EXERCISE:
Skip the pictures and quote all of the lines exactly.
──────── DATA SHOWN ────────
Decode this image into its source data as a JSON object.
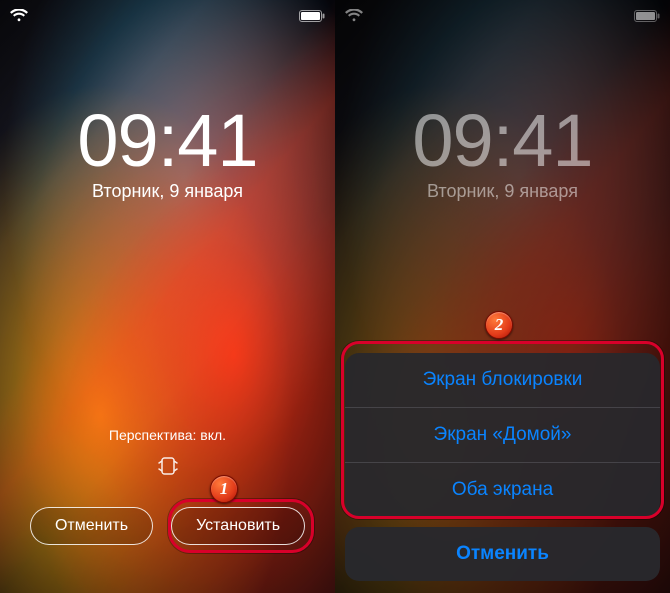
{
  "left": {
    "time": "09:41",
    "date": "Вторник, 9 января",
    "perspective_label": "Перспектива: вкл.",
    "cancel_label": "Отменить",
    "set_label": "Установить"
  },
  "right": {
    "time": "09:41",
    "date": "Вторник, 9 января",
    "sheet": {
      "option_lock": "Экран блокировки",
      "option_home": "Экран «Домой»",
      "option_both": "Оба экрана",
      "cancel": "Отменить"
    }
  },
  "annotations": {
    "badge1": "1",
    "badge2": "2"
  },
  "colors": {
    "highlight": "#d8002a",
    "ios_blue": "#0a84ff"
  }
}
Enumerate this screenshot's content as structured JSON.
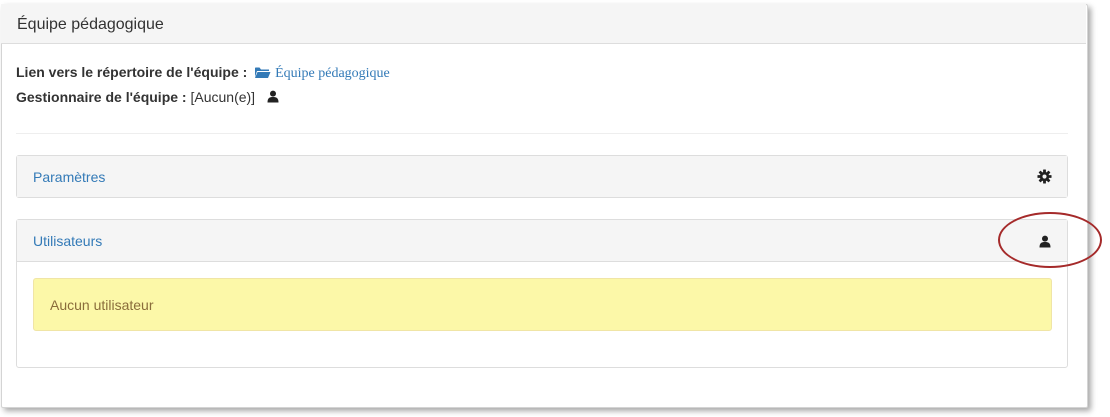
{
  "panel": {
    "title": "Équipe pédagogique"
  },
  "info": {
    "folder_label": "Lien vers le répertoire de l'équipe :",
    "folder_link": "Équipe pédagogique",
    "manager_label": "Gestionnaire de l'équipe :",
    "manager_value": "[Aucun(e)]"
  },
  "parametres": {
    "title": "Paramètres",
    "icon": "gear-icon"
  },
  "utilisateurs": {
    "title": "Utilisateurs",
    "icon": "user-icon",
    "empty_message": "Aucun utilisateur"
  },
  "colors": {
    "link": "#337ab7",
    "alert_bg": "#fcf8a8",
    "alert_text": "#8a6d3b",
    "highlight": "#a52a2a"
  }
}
────────
OUTPUT:
Decode this image into its source data as a JSON object.
{
  "left": {
    "time": "09:41",
    "date": "Вторник, 9 января",
    "perspective_label": "Перспектива: вкл.",
    "cancel_label": "Отменить",
    "set_label": "Установить"
  },
  "right": {
    "time": "09:41",
    "date": "Вторник, 9 января",
    "sheet": {
      "option_lock": "Экран блокировки",
      "option_home": "Экран «Домой»",
      "option_both": "Оба экрана",
      "cancel": "Отменить"
    }
  },
  "annotations": {
    "badge1": "1",
    "badge2": "2"
  },
  "colors": {
    "highlight": "#d8002a",
    "ios_blue": "#0a84ff"
  }
}
Enumerate this screenshot's content as structured JSON.
{
  "panel": {
    "title": "Équipe pédagogique"
  },
  "info": {
    "folder_label": "Lien vers le répertoire de l'équipe :",
    "folder_link": "Équipe pédagogique",
    "manager_label": "Gestionnaire de l'équipe :",
    "manager_value": "[Aucun(e)]"
  },
  "parametres": {
    "title": "Paramètres",
    "icon": "gear-icon"
  },
  "utilisateurs": {
    "title": "Utilisateurs",
    "icon": "user-icon",
    "empty_message": "Aucun utilisateur"
  },
  "colors": {
    "link": "#337ab7",
    "alert_bg": "#fcf8a8",
    "alert_text": "#8a6d3b",
    "highlight": "#a52a2a"
  }
}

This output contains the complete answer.